**Set exercise:** Determine how many lines of the material hold the string "title" and reply with only that number.

Data listing:
★ ★ ★ ★ ★ ★ ★

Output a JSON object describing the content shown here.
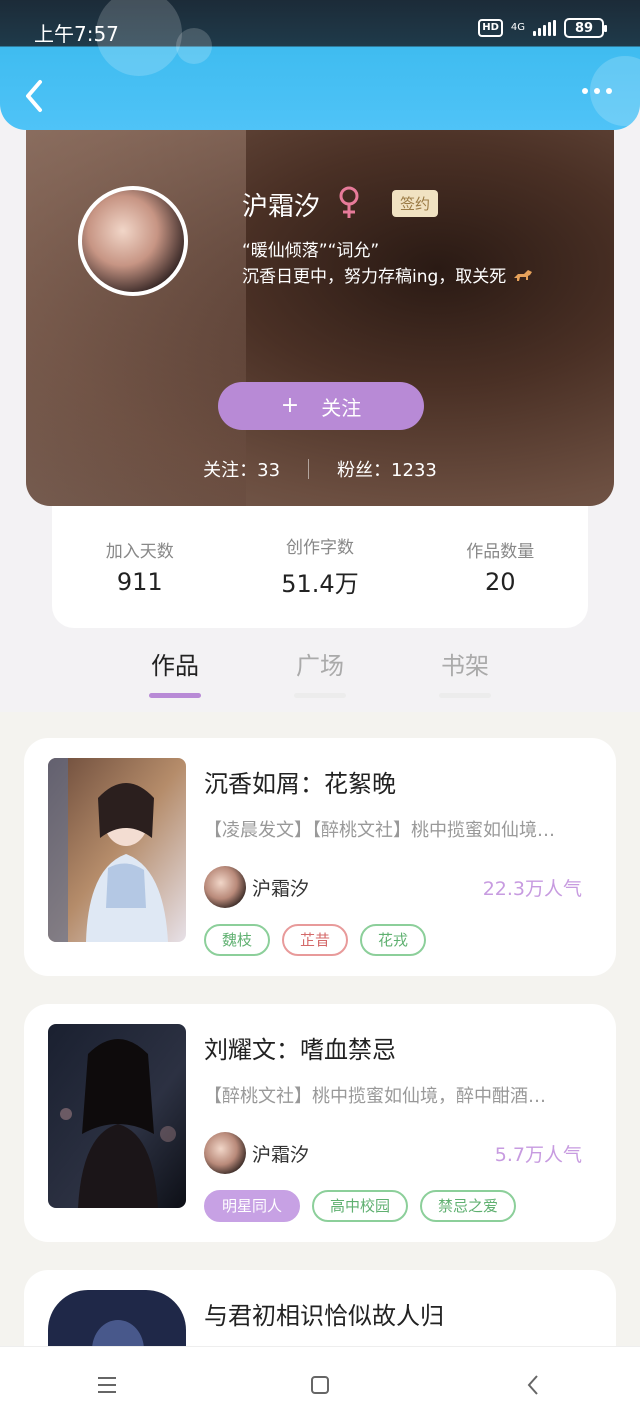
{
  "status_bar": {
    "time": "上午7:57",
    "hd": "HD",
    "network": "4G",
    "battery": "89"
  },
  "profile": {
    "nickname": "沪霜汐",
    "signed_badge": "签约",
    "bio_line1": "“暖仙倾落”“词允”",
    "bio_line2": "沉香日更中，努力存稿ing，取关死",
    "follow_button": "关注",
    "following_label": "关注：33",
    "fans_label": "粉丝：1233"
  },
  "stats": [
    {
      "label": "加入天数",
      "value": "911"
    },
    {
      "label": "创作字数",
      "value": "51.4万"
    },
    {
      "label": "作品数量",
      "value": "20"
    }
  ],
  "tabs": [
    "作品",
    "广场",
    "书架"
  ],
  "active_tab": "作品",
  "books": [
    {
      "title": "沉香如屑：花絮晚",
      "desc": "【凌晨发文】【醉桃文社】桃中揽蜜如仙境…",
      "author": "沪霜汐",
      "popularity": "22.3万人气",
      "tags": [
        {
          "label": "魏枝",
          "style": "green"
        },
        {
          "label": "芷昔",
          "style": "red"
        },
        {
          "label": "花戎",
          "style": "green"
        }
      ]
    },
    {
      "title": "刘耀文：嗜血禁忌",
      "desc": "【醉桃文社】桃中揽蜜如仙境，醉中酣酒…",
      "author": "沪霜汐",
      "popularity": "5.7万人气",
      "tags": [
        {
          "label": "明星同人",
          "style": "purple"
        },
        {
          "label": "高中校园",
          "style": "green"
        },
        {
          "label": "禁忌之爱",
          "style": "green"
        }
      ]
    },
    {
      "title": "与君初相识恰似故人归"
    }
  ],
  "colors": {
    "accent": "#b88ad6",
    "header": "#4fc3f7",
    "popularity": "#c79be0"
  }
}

★ ★ ★ ★ ★ ★ ★

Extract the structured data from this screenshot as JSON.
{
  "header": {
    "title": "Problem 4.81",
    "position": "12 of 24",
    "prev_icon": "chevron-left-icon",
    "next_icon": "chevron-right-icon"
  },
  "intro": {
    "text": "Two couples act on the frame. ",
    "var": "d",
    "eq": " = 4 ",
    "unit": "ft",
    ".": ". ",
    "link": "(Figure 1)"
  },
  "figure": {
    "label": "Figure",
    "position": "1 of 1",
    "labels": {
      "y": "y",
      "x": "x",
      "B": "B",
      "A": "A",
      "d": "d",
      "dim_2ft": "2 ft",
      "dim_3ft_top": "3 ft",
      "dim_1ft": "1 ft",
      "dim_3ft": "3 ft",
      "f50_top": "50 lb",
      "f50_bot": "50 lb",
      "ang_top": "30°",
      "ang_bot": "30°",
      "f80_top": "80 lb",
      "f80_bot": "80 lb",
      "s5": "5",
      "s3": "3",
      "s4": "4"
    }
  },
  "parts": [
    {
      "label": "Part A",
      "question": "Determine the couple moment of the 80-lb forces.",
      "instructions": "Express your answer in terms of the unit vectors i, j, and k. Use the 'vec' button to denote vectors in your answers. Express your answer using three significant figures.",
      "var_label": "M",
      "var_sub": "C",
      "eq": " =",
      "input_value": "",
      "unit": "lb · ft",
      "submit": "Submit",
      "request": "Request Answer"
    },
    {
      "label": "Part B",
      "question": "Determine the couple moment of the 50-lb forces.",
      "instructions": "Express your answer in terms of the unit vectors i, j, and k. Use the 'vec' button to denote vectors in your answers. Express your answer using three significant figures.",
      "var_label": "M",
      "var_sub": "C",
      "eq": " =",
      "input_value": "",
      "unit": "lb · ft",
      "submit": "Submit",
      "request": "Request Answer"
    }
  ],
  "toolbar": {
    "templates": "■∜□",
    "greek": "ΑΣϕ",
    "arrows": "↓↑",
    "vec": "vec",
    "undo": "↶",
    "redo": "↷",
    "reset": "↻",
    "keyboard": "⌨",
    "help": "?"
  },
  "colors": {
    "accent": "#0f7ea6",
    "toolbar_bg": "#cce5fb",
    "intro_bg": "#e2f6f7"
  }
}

★ ★ ★ ★ ★ ★ ★

**The answer:** 4